> _Supplied text_:
────────────────────────────────────────
Eighty-five patients were randomized to usual care and 81 remained for final analysis. Four of the 85 patients were lost to followup because they reported being too sick.

The descriptive statistics are presented for the demographic and clinical variables of the 3 groups in Table 1. There were no statistically significant differences in the pre-specified moderators of level of depressive symptoms, BDNF Val66Met, and APOE-ε4 or the post hoc moderators of gender, global cognitive function (MoCA) and age among the 3 groups (Table 1). Notably, there were significant differences in HF severity because more patients with increased HF severity (NYHA class 3) were randomized to CCT (57.7%) and computerized puzzles (59.3%) than to usual care (41.2%) (p = .049).

Table 1.

Baseline demographic and clinical characteristics by group (n = 256)
────────────────────────────────────────
> _Source information_:
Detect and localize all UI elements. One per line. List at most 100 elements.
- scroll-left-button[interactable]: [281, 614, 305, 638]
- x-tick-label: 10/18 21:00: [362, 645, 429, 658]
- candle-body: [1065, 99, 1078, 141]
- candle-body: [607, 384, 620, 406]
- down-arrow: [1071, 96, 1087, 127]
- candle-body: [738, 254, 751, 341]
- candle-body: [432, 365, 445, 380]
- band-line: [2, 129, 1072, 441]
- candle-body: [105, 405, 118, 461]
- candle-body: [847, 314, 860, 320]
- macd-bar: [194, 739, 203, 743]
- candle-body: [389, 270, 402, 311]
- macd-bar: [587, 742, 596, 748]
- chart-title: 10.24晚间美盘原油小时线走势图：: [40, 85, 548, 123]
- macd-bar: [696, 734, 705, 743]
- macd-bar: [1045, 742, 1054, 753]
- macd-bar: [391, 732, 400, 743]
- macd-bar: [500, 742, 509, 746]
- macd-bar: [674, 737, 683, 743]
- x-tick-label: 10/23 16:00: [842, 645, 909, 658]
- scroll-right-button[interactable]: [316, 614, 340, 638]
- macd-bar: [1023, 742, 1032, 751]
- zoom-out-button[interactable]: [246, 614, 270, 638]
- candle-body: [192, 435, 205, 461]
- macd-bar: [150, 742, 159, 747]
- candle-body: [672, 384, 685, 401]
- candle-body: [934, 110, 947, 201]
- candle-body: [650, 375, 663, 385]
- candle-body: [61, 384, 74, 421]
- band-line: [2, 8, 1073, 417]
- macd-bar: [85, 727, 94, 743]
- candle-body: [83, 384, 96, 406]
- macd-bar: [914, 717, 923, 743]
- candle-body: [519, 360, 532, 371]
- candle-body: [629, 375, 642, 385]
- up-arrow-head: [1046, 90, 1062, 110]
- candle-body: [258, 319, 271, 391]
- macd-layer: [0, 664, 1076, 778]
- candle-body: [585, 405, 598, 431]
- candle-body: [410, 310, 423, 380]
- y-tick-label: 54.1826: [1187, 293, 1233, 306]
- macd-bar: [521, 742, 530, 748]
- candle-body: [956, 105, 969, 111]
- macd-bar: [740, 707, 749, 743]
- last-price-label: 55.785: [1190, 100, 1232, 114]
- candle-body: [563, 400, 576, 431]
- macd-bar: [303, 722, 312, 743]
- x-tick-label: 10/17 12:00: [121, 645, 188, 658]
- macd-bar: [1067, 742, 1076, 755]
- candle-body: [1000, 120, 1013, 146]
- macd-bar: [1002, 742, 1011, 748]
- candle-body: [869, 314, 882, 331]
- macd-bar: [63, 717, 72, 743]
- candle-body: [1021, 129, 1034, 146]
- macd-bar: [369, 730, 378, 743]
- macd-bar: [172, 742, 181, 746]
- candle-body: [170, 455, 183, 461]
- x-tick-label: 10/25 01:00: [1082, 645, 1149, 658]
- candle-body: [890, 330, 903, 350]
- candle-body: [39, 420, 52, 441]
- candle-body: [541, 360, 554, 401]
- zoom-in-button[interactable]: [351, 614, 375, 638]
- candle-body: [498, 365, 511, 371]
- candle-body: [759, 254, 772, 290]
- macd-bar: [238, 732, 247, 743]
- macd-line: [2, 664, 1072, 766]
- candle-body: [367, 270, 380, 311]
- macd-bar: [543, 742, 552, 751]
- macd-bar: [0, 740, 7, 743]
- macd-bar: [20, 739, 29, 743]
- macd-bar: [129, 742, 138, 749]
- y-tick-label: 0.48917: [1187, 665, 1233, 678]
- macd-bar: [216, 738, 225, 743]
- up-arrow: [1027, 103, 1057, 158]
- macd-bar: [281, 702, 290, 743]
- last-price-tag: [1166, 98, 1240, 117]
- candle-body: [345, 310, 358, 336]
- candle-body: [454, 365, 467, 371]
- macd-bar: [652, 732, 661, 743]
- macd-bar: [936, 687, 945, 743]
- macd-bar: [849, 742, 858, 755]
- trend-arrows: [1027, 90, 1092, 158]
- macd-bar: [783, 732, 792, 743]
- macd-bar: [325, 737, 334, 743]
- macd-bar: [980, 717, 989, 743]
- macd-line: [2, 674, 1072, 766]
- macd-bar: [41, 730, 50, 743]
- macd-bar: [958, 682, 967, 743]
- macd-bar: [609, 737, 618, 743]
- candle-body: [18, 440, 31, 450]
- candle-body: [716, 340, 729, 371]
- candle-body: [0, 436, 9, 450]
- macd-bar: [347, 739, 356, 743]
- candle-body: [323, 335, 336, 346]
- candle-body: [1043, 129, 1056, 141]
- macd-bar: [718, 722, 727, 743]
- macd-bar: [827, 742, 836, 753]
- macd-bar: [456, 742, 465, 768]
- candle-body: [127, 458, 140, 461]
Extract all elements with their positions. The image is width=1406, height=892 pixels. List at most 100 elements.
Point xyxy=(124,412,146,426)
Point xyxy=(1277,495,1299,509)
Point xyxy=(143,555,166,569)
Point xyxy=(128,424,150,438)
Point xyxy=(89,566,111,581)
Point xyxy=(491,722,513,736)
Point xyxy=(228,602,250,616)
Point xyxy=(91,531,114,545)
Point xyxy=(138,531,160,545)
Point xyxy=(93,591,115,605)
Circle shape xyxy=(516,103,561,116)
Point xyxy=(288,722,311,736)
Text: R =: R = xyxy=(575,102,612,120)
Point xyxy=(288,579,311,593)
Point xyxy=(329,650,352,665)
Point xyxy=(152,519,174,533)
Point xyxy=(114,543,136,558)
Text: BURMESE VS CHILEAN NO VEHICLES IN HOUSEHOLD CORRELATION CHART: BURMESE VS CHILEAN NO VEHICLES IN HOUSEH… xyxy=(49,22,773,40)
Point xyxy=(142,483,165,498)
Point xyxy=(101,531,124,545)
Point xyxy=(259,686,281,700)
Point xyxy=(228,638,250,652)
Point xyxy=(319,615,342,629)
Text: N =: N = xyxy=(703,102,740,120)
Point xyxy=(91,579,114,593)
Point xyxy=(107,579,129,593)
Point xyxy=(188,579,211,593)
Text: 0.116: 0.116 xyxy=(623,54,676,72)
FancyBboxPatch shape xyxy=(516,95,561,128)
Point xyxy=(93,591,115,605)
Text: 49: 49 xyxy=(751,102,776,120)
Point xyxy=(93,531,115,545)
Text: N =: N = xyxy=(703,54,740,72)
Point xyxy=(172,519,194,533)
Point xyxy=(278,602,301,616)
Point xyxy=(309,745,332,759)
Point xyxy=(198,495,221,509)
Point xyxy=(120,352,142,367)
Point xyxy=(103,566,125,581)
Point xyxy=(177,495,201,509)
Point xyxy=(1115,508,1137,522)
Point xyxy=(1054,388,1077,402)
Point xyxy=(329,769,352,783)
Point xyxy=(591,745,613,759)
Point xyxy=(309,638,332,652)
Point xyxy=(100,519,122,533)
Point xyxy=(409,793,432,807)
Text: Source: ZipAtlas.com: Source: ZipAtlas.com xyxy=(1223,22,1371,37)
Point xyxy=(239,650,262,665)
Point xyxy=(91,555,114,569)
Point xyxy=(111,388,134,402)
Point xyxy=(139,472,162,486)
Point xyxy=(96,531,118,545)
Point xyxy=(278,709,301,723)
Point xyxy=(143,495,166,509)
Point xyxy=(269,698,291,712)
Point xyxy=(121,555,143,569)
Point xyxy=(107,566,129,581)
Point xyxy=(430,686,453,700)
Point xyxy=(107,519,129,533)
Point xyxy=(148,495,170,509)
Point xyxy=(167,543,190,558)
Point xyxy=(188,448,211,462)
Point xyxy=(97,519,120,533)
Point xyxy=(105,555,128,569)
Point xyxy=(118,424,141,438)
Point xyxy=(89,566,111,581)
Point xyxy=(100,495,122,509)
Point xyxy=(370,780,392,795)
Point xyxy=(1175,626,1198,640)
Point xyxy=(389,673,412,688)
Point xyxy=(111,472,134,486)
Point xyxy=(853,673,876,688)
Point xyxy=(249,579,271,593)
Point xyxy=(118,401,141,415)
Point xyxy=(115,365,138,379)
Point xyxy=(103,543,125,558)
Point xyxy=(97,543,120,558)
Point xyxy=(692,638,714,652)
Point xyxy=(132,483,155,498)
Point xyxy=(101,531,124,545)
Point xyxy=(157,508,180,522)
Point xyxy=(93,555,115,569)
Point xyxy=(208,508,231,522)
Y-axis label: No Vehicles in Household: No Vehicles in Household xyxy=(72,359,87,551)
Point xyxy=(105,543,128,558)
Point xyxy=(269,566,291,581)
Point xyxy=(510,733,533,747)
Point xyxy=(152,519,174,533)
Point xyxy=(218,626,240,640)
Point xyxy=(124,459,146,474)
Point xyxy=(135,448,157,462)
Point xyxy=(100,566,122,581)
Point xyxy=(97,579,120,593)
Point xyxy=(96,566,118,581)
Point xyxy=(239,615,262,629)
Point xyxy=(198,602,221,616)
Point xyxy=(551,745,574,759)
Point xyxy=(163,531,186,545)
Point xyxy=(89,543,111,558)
────────────────────────────────────────
> _Required action 1_:
Answer these from the study-groups passage:
(a) How many patients were randomized to usual care, and how many of them remained for final analysis?
(b) What reason did the four patients lost to followup give?
(c) What percentage of patients randomized to computerized puzzles had NYHA class 3 heart failure?
> _Required action 2_: In the study-groups passage, duplicate the wording from "The descriptive statistics" to "group (n = 256)".

> _Output 1_:
(a) Eighty-five patients were randomized to usual care, and 81 remained for final analysis.
(b) They reported being too sick.
(c) 59.3%.

> _Output 2_:
The descriptive statistics are presented for the demographic and clinical variables of the 3 groups in Table 1. There were no statistically significant differences in the pre-specified moderators of level of depressive symptoms, BDNF Val66Met, and APOE-ε4 or the post hoc moderators of gender, global cognitive function (MoCA) and age among the 3 groups (Table 1). Notably, there were significant differences in HF severity because more patients with increased HF severity (NYHA class 3) were randomized to CCT (57.7%) and computerized puzzles (59.3%) than to usual care (41.2%) (p = .049).

Table 1.

Baseline demographic and clinical characteristics by group (n = 256)